=== Exercise requirements ===
Search the material and gather each line with "stil" in it.
--- start Source data ---
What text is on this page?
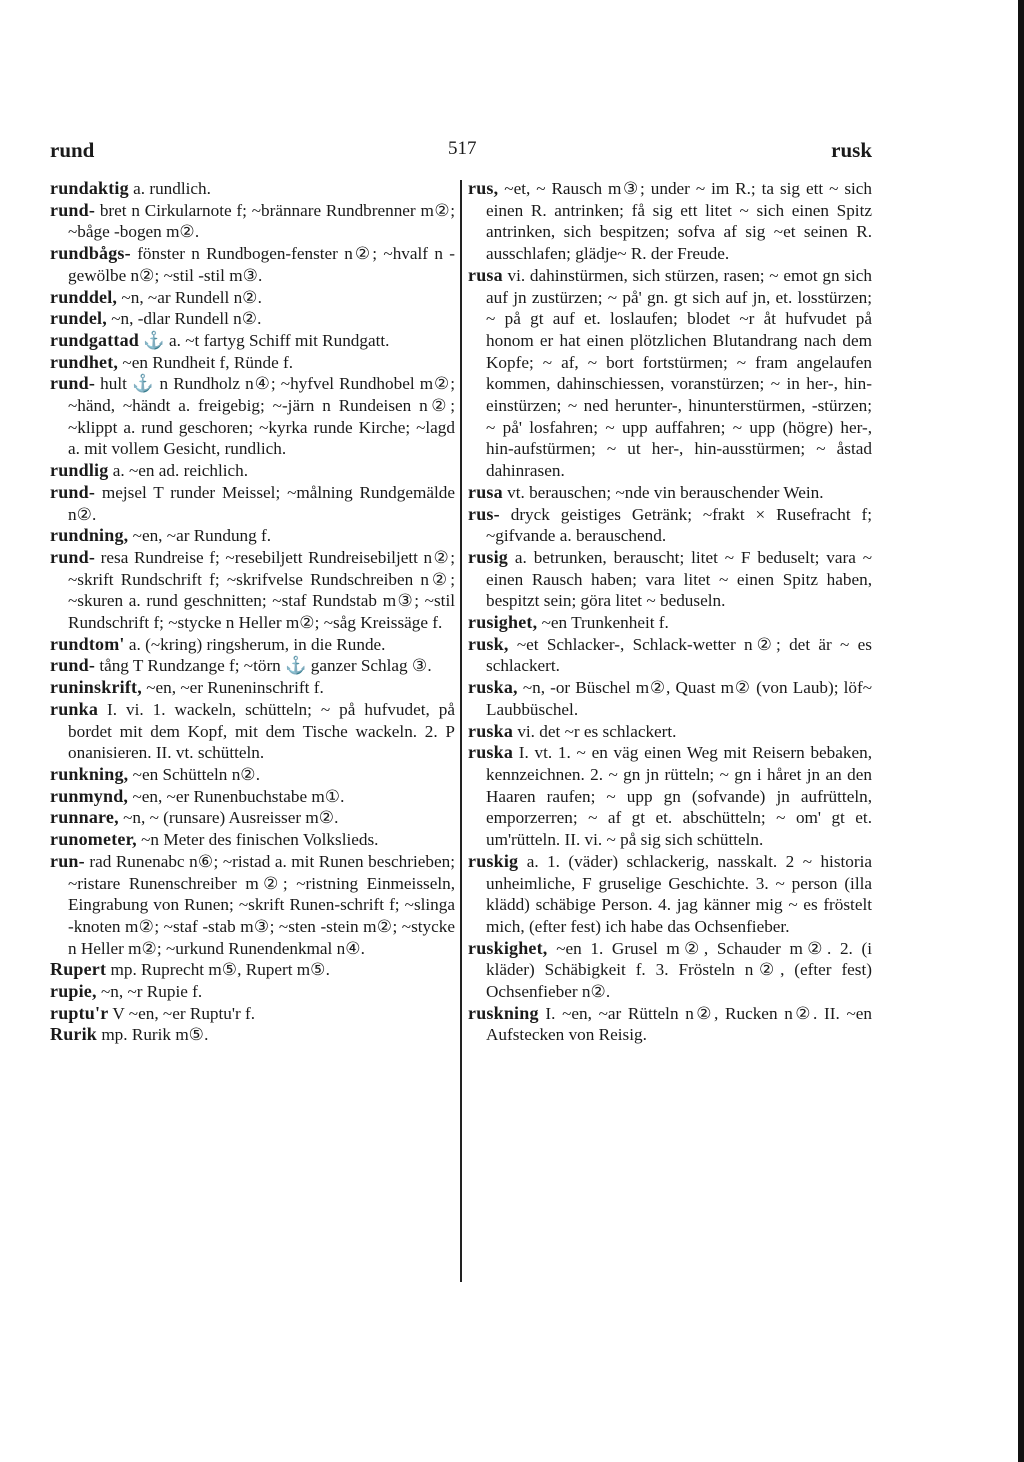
rund	517	rusk

rundaktig a. rundlich.

rund- bret n Cirkularnote f; ~brännare Rundbrenner m②; ~båge -bogen m②.

rundbågs- fönster n Rundbogen-fenster n②; ~hvalf n -gewölbe n②; ~stil -stil m③.

runddel, ~n, ~ar Rundell n②.

rundel, ~n, -dlar Rundell n②.

rundgattad ⚓ a. ~t fartyg Schiff mit Rundgatt.

rundhet, ~en Rundheit f, Ründe f.

rund- hult ⚓ n Rundholz n④; ~hyfvel Rundhobel m②; ~händ, ~händt a. freigebig; ~-järn n Rundeisen n②; ~klippt a. rund geschoren; ~kyrka runde Kirche; ~lagd a. mit vollem Gesicht, rundlich.

rundlig a. ~en ad. reichlich.

rund- mejsel T runder Meissel; ~målning Rundgemälde n②.

rundning, ~en, ~ar Rundung f.

rund- resa Rundreise f; ~resebiljett Rundreisebiljett n②; ~skrift Rundschrift f; ~skrifvelse Rundschreiben n②; ~skuren a. rund geschnitten; ~staf Rundstab m③; ~stil Rundschrift f; ~stycke n Heller m②; ~såg Kreissäge f.

rundtom' a. (~kring) ringsherum, in die Runde.

rund- tång T Rundzange f; ~törn ⚓ ganzer Schlag ③.

runinskrift, ~en, ~er Runeninschrift f.

runka I. vi. 1. wackeln, schütteln; ~ på hufvudet, på bordet mit dem Kopf, mit dem Tische wackeln. 2. P onanisieren. II. vt. schütteln.

runkning, ~en Schütteln n②.

runmynd, ~en, ~er Runenbuchstabe m①.

runnare, ~n, ~ (runsare) Ausreisser m②.

runometer, ~n Meter des finischen Volkslieds.

run- rad Runenabc n⑥; ~ristad a. mit Runen beschrieben; ~ristare Runenschreiber m②; ~ristning Einmeisseln, Eingrabung von Runen; ~skrift Runen-schrift f; ~slinga -knoten m②; ~staf -stab m③; ~sten -stein m②; ~stycke n Heller m②; ~urkund Runendenkmal n④.

Rupert mp. Ruprecht m⑤, Rupert m⑤.

rupie, ~n, ~r Rupie f.

ruptu'r V ~en, ~er Ruptu'r f.

Rurik mp. Rurik m⑤.

rus, ~et, ~ Rausch m③; under ~ im R.; ta sig ett ~ sich einen R. antrinken; få sig ett litet ~ sich einen Spitz antrinken, sich bespitzen; sofva af sig ~et seinen R. ausschlafen; glädje~ R. der Freude.

rusa vi. dahinstürmen, sich stürzen, rasen; ~ emot gn sich auf jn zustürzen; ~ på' gn. gt sich auf jn, et. losstürzen; ~ på gt auf et. loslaufen; blodet ~r åt hufvudet på honom er hat einen plötzlichen Blutandrang nach dem Kopfe; ~ af, ~ bort fortstürmen; ~ fram angelaufen kommen, dahinschiessen, voranstürzen; ~ in her-, hin-einstürzen; ~ ned herunter-, hinunterstürmen, -stürzen; ~ på' losfahren; ~ upp auffahren; ~ upp (högre) her-, hin-aufstürmen; ~ ut her-, hin-ausstürmen; ~ åstad dahinrasen.

rusa vt. berauschen; ~nde vin berauschender Wein.

rus- dryck geistiges Getränk; ~frakt × Rusefracht f; ~gifvande a. berauschend.

rusig a. betrunken, berauscht; litet ~ F beduselt; vara ~ einen Rausch haben; vara litet ~ einen Spitz haben, bespitzt sein; göra litet ~ beduseln.

rusighet, ~en Trunkenheit f.

rusk, ~et Schlacker-, Schlack-wetter n②; det är ~ es schlackert.

ruska, ~n, -or Büschel m②, Quast m② (von Laub); löf~ Laubbüschel.

ruska vi. det ~r es schlackert.

ruska I. vt. 1. ~ en väg einen Weg mit Reisern bebaken, kennzeichnen. 2. ~ gn jn rütteln; ~ gn i håret jn an den Haaren raufen; ~ upp gn (sofvande) jn aufrütteln, emporzerren; ~ af gt et. abschütteln; ~ om' gt et. um'rütteln. II. vi. ~ på sig sich schütteln.

ruskig a. 1. (väder) schlackerig, nasskalt. 2 ~ historia unheimliche, F gruselige Geschichte. 3. ~ person (illa klädd) schäbige Person. 4. jag känner mig ~ es fröstelt mich, (efter fest) ich habe das Ochsenfieber.

ruskighet, ~en 1. Grusel m②, Schauder m②. 2. (i kläder) Schäbigkeit f. 3. Frösteln n②, (efter fest) Ochsenfieber n②.

ruskning I. ~en, ~ar Rütteln n②, Rucken n②. II. ~en Aufstecken von Reisig.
--- end Source data ---
=== Response to this exercise ===
rundbågs- fönster n Rundbogen-fenster n②; ~hvalf n -gewölbe n②; ~stil -stil m③.
rund- resa Rundreise f; ~resebiljett Rundreisebiljett n②; ~skrift Rundschrift f; ~skrifvelse Rundschreiben n②; ~skuren a. rund geschnitten; ~staf Rundstab m③; ~stil Rundschrift f; ~stycke n Heller m②; ~såg Kreissäge f.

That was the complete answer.